* Start DATA EXTRACT *

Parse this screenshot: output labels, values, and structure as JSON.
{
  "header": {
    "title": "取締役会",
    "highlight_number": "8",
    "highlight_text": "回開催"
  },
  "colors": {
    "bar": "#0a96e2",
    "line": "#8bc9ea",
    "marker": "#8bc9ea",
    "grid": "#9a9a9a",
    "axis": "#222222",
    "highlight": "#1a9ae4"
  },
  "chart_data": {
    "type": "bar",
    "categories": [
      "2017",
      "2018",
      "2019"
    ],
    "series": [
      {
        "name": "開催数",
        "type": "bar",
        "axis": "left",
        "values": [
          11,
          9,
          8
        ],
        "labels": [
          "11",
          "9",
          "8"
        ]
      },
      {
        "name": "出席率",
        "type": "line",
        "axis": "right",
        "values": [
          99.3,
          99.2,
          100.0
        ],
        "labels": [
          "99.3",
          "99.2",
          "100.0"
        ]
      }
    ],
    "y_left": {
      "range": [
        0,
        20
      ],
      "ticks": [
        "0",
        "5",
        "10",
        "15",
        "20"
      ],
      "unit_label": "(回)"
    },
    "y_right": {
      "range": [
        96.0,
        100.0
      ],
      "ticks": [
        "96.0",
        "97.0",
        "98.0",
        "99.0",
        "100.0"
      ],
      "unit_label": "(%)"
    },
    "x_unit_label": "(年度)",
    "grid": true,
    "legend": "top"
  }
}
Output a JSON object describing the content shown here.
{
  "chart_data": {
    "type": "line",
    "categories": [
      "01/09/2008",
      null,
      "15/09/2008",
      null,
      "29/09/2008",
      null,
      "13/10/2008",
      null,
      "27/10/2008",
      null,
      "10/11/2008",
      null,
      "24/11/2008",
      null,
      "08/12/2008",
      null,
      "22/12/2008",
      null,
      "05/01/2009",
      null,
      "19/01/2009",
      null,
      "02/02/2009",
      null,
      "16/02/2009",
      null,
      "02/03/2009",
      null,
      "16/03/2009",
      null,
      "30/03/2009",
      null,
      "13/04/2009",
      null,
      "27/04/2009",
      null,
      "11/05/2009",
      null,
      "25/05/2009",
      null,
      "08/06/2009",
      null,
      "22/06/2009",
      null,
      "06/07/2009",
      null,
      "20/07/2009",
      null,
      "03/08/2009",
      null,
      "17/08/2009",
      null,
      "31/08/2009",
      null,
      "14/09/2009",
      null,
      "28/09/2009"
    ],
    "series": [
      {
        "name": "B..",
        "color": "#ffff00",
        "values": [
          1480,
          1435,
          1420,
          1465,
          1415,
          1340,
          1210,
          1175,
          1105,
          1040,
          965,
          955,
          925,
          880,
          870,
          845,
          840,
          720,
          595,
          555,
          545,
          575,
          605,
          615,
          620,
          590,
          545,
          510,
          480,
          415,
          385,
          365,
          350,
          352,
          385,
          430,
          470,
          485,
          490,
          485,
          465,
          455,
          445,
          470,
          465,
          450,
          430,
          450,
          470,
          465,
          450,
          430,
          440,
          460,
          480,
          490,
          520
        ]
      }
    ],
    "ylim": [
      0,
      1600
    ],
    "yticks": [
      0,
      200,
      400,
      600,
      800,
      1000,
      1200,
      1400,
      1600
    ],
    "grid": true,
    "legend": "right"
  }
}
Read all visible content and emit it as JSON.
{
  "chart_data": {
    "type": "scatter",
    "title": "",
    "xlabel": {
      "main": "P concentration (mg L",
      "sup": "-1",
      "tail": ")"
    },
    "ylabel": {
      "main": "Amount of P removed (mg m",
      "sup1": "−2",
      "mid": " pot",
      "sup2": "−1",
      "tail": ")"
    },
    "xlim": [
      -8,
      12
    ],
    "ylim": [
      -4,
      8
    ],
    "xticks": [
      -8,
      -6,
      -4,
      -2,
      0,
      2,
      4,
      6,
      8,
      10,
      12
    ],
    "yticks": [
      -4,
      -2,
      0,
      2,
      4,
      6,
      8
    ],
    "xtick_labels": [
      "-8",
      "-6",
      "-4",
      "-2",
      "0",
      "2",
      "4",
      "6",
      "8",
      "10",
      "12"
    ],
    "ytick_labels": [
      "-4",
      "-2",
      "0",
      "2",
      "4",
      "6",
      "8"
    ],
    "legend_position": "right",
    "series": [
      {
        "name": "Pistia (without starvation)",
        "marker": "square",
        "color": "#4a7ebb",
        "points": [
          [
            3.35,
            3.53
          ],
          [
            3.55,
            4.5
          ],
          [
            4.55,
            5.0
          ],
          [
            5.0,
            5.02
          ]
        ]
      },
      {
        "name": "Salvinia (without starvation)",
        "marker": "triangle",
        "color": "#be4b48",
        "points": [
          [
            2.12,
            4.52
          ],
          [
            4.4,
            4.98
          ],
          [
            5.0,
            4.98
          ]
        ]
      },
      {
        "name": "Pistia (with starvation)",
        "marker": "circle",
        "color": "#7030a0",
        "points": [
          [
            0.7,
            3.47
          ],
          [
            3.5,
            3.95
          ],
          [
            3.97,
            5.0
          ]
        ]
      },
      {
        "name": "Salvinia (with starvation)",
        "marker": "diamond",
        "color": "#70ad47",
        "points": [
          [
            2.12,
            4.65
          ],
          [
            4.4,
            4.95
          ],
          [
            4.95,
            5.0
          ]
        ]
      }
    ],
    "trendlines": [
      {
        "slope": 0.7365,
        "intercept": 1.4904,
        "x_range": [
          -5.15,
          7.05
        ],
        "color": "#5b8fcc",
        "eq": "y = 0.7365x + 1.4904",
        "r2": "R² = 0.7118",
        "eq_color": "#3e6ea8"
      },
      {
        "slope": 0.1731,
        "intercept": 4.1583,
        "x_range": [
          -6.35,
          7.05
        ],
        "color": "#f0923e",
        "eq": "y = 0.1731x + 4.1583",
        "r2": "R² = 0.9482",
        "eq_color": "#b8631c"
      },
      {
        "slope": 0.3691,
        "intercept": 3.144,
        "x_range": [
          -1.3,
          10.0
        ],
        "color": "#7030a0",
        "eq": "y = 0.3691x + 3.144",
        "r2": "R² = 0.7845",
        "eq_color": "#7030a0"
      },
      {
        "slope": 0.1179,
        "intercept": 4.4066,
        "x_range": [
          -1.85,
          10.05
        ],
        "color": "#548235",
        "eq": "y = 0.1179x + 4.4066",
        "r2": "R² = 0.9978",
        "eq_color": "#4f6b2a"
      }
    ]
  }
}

* End DATA EXTRACT *

**SET PROBLEM**
Return each line of the data exactly as written above.

**REPLY**
Parse this screenshot: output labels, values, and structure as JSON.
{
  "header": {
    "title": "取締役会",
    "highlight_number": "8",
    "highlight_text": "回開催"
  },
  "colors": {
    "bar": "#0a96e2",
    "line": "#8bc9ea",
    "marker": "#8bc9ea",
    "grid": "#9a9a9a",
    "axis": "#222222",
    "highlight": "#1a9ae4"
  },
  "chart_data": {
    "type": "bar",
    "categories": [
      "2017",
      "2018",
      "2019"
    ],
    "series": [
      {
        "name": "開催数",
        "type": "bar",
        "axis": "left",
        "values": [
          11,
          9,
          8
        ],
        "labels": [
          "11",
          "9",
          "8"
        ]
      },
      {
        "name": "出席率",
        "type": "line",
        "axis": "right",
        "values": [
          99.3,
          99.2,
          100.0
        ],
        "labels": [
          "99.3",
          "99.2",
          "100.0"
        ]
      }
    ],
    "y_left": {
      "range": [
        0,
        20
      ],
      "ticks": [
        "0",
        "5",
        "10",
        "15",
        "20"
      ],
      "unit_label": "(回)"
    },
    "y_right": {
      "range": [
        96.0,
        100.0
      ],
      "ticks": [
        "96.0",
        "97.0",
        "98.0",
        "99.0",
        "100.0"
      ],
      "unit_label": "(%)"
    },
    "x_unit_label": "(年度)",
    "grid": true,
    "legend": "top"
  }
}
Output a JSON object describing the content shown here.
{
  "chart_data": {
    "type": "line",
    "categories": [
      "01/09/2008",
      null,
      "15/09/2008",
      null,
      "29/09/2008",
      null,
      "13/10/2008",
      null,
      "27/10/2008",
      null,
      "10/11/2008",
      null,
      "24/11/2008",
      null,
      "08/12/2008",
      null,
      "22/12/2008",
      null,
      "05/01/2009",
      null,
      "19/01/2009",
      null,
      "02/02/2009",
      null,
      "16/02/2009",
      null,
      "02/03/2009",
      null,
      "16/03/2009",
      null,
      "30/03/2009",
      null,
      "13/04/2009",
      null,
      "27/04/2009",
      null,
      "11/05/2009",
      null,
      "25/05/2009",
      null,
      "08/06/2009",
      null,
      "22/06/2009",
      null,
      "06/07/2009",
      null,
      "20/07/2009",
      null,
      "03/08/2009",
      null,
      "17/08/2009",
      null,
      "31/08/2009",
      null,
      "14/09/2009",
      null,
      "28/09/2009"
    ],
    "series": [
      {
        "name": "B..",
        "color": "#ffff00",
        "values": [
          1480,
          1435,
          1420,
          1465,
          1415,
          1340,
          1210,
          1175,
          1105,
          1040,
          965,
          955,
          925,
          880,
          870,
          845,
          840,
          720,
          595,
          555,
          545,
          575,
          605,
          615,
          620,
          590,
          545,
          510,
          480,
          415,
          385,
          365,
          350,
          352,
          385,
          430,
          470,
          485,
          490,
          485,
          465,
          455,
          445,
          470,
          465,
          450,
          430,
          450,
          470,
          465,
          450,
          430,
          440,
          460,
          480,
          490,
          520
        ]
      }
    ],
    "ylim": [
      0,
      1600
    ],
    "yticks": [
      0,
      200,
      400,
      600,
      800,
      1000,
      1200,
      1400,
      1600
    ],
    "grid": true,
    "legend": "right"
  }
}
Read all visible content and emit it as JSON.
{
  "chart_data": {
    "type": "scatter",
    "title": "",
    "xlabel": {
      "main": "P concentration (mg L",
      "sup": "-1",
      "tail": ")"
    },
    "ylabel": {
      "main": "Amount of P removed (mg m",
      "sup1": "−2",
      "mid": " pot",
      "sup2": "−1",
      "tail": ")"
    },
    "xlim": [
      -8,
      12
    ],
    "ylim": [
      -4,
      8
    ],
    "xticks": [
      -8,
      -6,
      -4,
      -2,
      0,
      2,
      4,
      6,
      8,
      10,
      12
    ],
    "yticks": [
      -4,
      -2,
      0,
      2,
      4,
      6,
      8
    ],
    "xtick_labels": [
      "-8",
      "-6",
      "-4",
      "-2",
      "0",
      "2",
      "4",
      "6",
      "8",
      "10",
      "12"
    ],
    "ytick_labels": [
      "-4",
      "-2",
      "0",
      "2",
      "4",
      "6",
      "8"
    ],
    "legend_position": "right",
    "series": [
      {
        "name": "Pistia (without starvation)",
        "marker": "square",
        "color": "#4a7ebb",
        "points": [
          [
            3.35,
            3.53
          ],
          [
            3.55,
            4.5
          ],
          [
            4.55,
            5.0
          ],
          [
            5.0,
            5.02
          ]
        ]
      },
      {
        "name": "Salvinia (without starvation)",
        "marker": "triangle",
        "color": "#be4b48",
        "points": [
          [
            2.12,
            4.52
          ],
          [
            4.4,
            4.98
          ],
          [
            5.0,
            4.98
          ]
        ]
      },
      {
        "name": "Pistia (with starvation)",
        "marker": "circle",
        "color": "#7030a0",
        "points": [
          [
            0.7,
            3.47
          ],
          [
            3.5,
            3.95
          ],
          [
            3.97,
            5.0
          ]
        ]
      },
      {
        "name": "Salvinia (with starvation)",
        "marker": "diamond",
        "color": "#70ad47",
        "points": [
          [
            2.12,
            4.65
          ],
          [
            4.4,
            4.95
          ],
          [
            4.95,
            5.0
          ]
        ]
      }
    ],
    "trendlines": [
      {
        "slope": 0.7365,
        "intercept": 1.4904,
        "x_range": [
          -5.15,
          7.05
        ],
        "color": "#5b8fcc",
        "eq": "y = 0.7365x + 1.4904",
        "r2": "R² = 0.7118",
        "eq_color": "#3e6ea8"
      },
      {
        "slope": 0.1731,
        "intercept": 4.1583,
        "x_range": [
          -6.35,
          7.05
        ],
        "color": "#f0923e",
        "eq": "y = 0.1731x + 4.1583",
        "r2": "R² = 0.9482",
        "eq_color": "#b8631c"
      },
      {
        "slope": 0.3691,
        "intercept": 3.144,
        "x_range": [
          -1.3,
          10.0
        ],
        "color": "#7030a0",
        "eq": "y = 0.3691x + 3.144",
        "r2": "R² = 0.7845",
        "eq_color": "#7030a0"
      },
      {
        "slope": 0.1179,
        "intercept": 4.4066,
        "x_range": [
          -1.85,
          10.05
        ],
        "color": "#548235",
        "eq": "y = 0.1179x + 4.4066",
        "r2": "R² = 0.9978",
        "eq_color": "#4f6b2a"
      }
    ]
  }
}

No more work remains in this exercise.